Given request: Type out every line below exactly as it reads.

[Start Entries]

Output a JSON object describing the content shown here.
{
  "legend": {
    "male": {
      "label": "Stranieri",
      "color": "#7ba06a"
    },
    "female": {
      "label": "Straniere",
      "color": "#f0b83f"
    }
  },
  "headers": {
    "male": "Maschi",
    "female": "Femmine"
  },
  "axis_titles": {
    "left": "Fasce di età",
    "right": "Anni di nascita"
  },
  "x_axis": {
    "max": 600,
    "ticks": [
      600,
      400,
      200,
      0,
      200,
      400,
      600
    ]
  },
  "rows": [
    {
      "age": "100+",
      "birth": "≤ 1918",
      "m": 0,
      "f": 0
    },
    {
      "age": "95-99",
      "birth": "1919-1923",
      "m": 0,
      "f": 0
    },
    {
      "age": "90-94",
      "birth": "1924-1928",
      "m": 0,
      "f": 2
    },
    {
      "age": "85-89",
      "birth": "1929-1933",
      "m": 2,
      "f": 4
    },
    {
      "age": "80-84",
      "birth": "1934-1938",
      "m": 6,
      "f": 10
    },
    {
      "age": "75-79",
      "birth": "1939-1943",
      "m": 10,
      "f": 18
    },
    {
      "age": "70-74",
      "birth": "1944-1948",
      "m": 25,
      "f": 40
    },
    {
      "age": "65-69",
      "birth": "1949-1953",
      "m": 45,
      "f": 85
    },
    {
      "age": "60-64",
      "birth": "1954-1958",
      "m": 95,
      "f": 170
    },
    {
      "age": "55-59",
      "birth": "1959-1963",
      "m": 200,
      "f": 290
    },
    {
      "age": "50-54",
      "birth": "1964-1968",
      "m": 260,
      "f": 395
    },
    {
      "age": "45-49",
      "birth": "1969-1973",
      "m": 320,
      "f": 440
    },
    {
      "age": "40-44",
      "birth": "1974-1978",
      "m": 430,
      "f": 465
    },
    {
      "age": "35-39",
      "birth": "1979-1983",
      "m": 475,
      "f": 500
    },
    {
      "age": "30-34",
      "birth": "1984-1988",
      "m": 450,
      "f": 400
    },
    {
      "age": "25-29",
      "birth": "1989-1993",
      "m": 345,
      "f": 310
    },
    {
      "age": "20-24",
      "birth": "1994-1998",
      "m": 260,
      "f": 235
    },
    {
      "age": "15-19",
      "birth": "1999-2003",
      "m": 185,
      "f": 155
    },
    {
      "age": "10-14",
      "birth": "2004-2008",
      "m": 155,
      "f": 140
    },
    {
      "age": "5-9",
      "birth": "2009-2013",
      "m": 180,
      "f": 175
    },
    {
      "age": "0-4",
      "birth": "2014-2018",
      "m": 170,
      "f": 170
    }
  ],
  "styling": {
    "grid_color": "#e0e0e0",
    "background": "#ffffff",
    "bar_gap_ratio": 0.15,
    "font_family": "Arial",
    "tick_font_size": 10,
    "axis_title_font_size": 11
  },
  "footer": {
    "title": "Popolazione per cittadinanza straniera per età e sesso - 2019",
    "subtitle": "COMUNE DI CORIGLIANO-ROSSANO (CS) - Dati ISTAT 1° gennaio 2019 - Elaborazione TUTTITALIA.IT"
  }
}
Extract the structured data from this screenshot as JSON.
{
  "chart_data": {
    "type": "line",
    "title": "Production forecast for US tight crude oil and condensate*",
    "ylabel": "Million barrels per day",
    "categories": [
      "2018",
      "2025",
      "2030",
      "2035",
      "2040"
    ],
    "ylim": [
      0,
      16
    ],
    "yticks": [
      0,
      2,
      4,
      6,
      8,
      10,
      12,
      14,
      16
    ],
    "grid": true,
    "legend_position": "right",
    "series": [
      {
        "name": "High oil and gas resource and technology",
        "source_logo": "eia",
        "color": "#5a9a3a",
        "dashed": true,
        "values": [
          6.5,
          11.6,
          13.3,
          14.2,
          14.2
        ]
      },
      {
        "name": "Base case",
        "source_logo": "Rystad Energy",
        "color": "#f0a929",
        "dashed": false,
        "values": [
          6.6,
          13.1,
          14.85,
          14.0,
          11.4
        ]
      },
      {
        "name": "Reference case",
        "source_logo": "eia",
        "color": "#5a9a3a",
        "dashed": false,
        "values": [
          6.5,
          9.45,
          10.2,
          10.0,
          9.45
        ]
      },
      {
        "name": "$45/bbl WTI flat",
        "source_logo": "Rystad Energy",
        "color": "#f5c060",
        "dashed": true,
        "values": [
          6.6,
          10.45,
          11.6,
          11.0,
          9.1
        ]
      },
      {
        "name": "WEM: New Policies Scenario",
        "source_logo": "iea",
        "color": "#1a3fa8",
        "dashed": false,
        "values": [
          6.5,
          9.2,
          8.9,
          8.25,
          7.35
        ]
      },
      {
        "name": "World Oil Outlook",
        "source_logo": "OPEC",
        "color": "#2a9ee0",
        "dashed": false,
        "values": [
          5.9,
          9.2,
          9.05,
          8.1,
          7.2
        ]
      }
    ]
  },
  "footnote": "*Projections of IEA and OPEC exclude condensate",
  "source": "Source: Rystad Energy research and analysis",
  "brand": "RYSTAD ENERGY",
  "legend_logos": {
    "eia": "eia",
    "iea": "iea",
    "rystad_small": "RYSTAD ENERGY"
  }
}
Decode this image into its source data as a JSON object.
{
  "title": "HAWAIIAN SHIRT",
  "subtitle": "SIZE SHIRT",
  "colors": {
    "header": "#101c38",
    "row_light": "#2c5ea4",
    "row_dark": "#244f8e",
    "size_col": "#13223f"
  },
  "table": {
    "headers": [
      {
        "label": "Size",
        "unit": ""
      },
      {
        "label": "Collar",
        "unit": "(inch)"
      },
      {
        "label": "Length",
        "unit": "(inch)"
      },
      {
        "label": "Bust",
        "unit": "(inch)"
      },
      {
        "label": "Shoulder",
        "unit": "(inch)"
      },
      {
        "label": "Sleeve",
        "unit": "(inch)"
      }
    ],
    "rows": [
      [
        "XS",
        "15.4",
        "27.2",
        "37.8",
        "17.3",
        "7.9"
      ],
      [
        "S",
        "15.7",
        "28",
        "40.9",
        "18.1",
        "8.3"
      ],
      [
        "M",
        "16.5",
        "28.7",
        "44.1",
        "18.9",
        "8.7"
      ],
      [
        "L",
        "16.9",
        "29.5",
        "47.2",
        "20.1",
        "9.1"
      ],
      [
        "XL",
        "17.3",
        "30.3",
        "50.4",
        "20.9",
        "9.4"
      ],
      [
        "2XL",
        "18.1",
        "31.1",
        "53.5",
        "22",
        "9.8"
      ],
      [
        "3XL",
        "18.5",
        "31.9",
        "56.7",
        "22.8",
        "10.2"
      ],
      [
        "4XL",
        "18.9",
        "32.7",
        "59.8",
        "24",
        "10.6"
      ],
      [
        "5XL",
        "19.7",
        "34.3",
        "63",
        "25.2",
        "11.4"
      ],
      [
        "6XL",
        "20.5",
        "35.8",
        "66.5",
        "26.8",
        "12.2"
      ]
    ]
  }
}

[End Entries]

Solution:
Output a JSON object describing the content shown here.
{
  "legend": {
    "male": {
      "label": "Stranieri",
      "color": "#7ba06a"
    },
    "female": {
      "label": "Straniere",
      "color": "#f0b83f"
    }
  },
  "headers": {
    "male": "Maschi",
    "female": "Femmine"
  },
  "axis_titles": {
    "left": "Fasce di età",
    "right": "Anni di nascita"
  },
  "x_axis": {
    "max": 600,
    "ticks": [
      600,
      400,
      200,
      0,
      200,
      400,
      600
    ]
  },
  "rows": [
    {
      "age": "100+",
      "birth": "≤ 1918",
      "m": 0,
      "f": 0
    },
    {
      "age": "95-99",
      "birth": "1919-1923",
      "m": 0,
      "f": 0
    },
    {
      "age": "90-94",
      "birth": "1924-1928",
      "m": 0,
      "f": 2
    },
    {
      "age": "85-89",
      "birth": "1929-1933",
      "m": 2,
      "f": 4
    },
    {
      "age": "80-84",
      "birth": "1934-1938",
      "m": 6,
      "f": 10
    },
    {
      "age": "75-79",
      "birth": "1939-1943",
      "m": 10,
      "f": 18
    },
    {
      "age": "70-74",
      "birth": "1944-1948",
      "m": 25,
      "f": 40
    },
    {
      "age": "65-69",
      "birth": "1949-1953",
      "m": 45,
      "f": 85
    },
    {
      "age": "60-64",
      "birth": "1954-1958",
      "m": 95,
      "f": 170
    },
    {
      "age": "55-59",
      "birth": "1959-1963",
      "m": 200,
      "f": 290
    },
    {
      "age": "50-54",
      "birth": "1964-1968",
      "m": 260,
      "f": 395
    },
    {
      "age": "45-49",
      "birth": "1969-1973",
      "m": 320,
      "f": 440
    },
    {
      "age": "40-44",
      "birth": "1974-1978",
      "m": 430,
      "f": 465
    },
    {
      "age": "35-39",
      "birth": "1979-1983",
      "m": 475,
      "f": 500
    },
    {
      "age": "30-34",
      "birth": "1984-1988",
      "m": 450,
      "f": 400
    },
    {
      "age": "25-29",
      "birth": "1989-1993",
      "m": 345,
      "f": 310
    },
    {
      "age": "20-24",
      "birth": "1994-1998",
      "m": 260,
      "f": 235
    },
    {
      "age": "15-19",
      "birth": "1999-2003",
      "m": 185,
      "f": 155
    },
    {
      "age": "10-14",
      "birth": "2004-2008",
      "m": 155,
      "f": 140
    },
    {
      "age": "5-9",
      "birth": "2009-2013",
      "m": 180,
      "f": 175
    },
    {
      "age": "0-4",
      "birth": "2014-2018",
      "m": 170,
      "f": 170
    }
  ],
  "styling": {
    "grid_color": "#e0e0e0",
    "background": "#ffffff",
    "bar_gap_ratio": 0.15,
    "font_family": "Arial",
    "tick_font_size": 10,
    "axis_title_font_size": 11
  },
  "footer": {
    "title": "Popolazione per cittadinanza straniera per età e sesso - 2019",
    "subtitle": "COMUNE DI CORIGLIANO-ROSSANO (CS) - Dati ISTAT 1° gennaio 2019 - Elaborazione TUTTITALIA.IT"
  }
}
Extract the structured data from this screenshot as JSON.
{
  "chart_data": {
    "type": "line",
    "title": "Production forecast for US tight crude oil and condensate*",
    "ylabel": "Million barrels per day",
    "categories": [
      "2018",
      "2025",
      "2030",
      "2035",
      "2040"
    ],
    "ylim": [
      0,
      16
    ],
    "yticks": [
      0,
      2,
      4,
      6,
      8,
      10,
      12,
      14,
      16
    ],
    "grid": true,
    "legend_position": "right",
    "series": [
      {
        "name": "High oil and gas resource and technology",
        "source_logo": "eia",
        "color": "#5a9a3a",
        "dashed": true,
        "values": [
          6.5,
          11.6,
          13.3,
          14.2,
          14.2
        ]
      },
      {
        "name": "Base case",
        "source_logo": "Rystad Energy",
        "color": "#f0a929",
        "dashed": false,
        "values": [
          6.6,
          13.1,
          14.85,
          14.0,
          11.4
        ]
      },
      {
        "name": "Reference case",
        "source_logo": "eia",
        "color": "#5a9a3a",
        "dashed": false,
        "values": [
          6.5,
          9.45,
          10.2,
          10.0,
          9.45
        ]
      },
      {
        "name": "$45/bbl WTI flat",
        "source_logo": "Rystad Energy",
        "color": "#f5c060",
        "dashed": true,
        "values": [
          6.6,
          10.45,
          11.6,
          11.0,
          9.1
        ]
      },
      {
        "name": "WEM: New Policies Scenario",
        "source_logo": "iea",
        "color": "#1a3fa8",
        "dashed": false,
        "values": [
          6.5,
          9.2,
          8.9,
          8.25,
          7.35
        ]
      },
      {
        "name": "World Oil Outlook",
        "source_logo": "OPEC",
        "color": "#2a9ee0",
        "dashed": false,
        "values": [
          5.9,
          9.2,
          9.05,
          8.1,
          7.2
        ]
      }
    ]
  },
  "footnote": "*Projections of IEA and OPEC exclude condensate",
  "source": "Source: Rystad Energy research and analysis",
  "brand": "RYSTAD ENERGY",
  "legend_logos": {
    "eia": "eia",
    "iea": "iea",
    "rystad_small": "RYSTAD ENERGY"
  }
}
Decode this image into its source data as a JSON object.
{
  "title": "HAWAIIAN SHIRT",
  "subtitle": "SIZE SHIRT",
  "colors": {
    "header": "#101c38",
    "row_light": "#2c5ea4",
    "row_dark": "#244f8e",
    "size_col": "#13223f"
  },
  "table": {
    "headers": [
      {
        "label": "Size",
        "unit": ""
      },
      {
        "label": "Collar",
        "unit": "(inch)"
      },
      {
        "label": "Length",
        "unit": "(inch)"
      },
      {
        "label": "Bust",
        "unit": "(inch)"
      },
      {
        "label": "Shoulder",
        "unit": "(inch)"
      },
      {
        "label": "Sleeve",
        "unit": "(inch)"
      }
    ],
    "rows": [
      [
        "XS",
        "15.4",
        "27.2",
        "37.8",
        "17.3",
        "7.9"
      ],
      [
        "S",
        "15.7",
        "28",
        "40.9",
        "18.1",
        "8.3"
      ],
      [
        "M",
        "16.5",
        "28.7",
        "44.1",
        "18.9",
        "8.7"
      ],
      [
        "L",
        "16.9",
        "29.5",
        "47.2",
        "20.1",
        "9.1"
      ],
      [
        "XL",
        "17.3",
        "30.3",
        "50.4",
        "20.9",
        "9.4"
      ],
      [
        "2XL",
        "18.1",
        "31.1",
        "53.5",
        "22",
        "9.8"
      ],
      [
        "3XL",
        "18.5",
        "31.9",
        "56.7",
        "22.8",
        "10.2"
      ],
      [
        "4XL",
        "18.9",
        "32.7",
        "59.8",
        "24",
        "10.6"
      ],
      [
        "5XL",
        "19.7",
        "34.3",
        "63",
        "25.2",
        "11.4"
      ],
      [
        "6XL",
        "20.5",
        "35.8",
        "66.5",
        "26.8",
        "12.2"
      ]
    ]
  }
}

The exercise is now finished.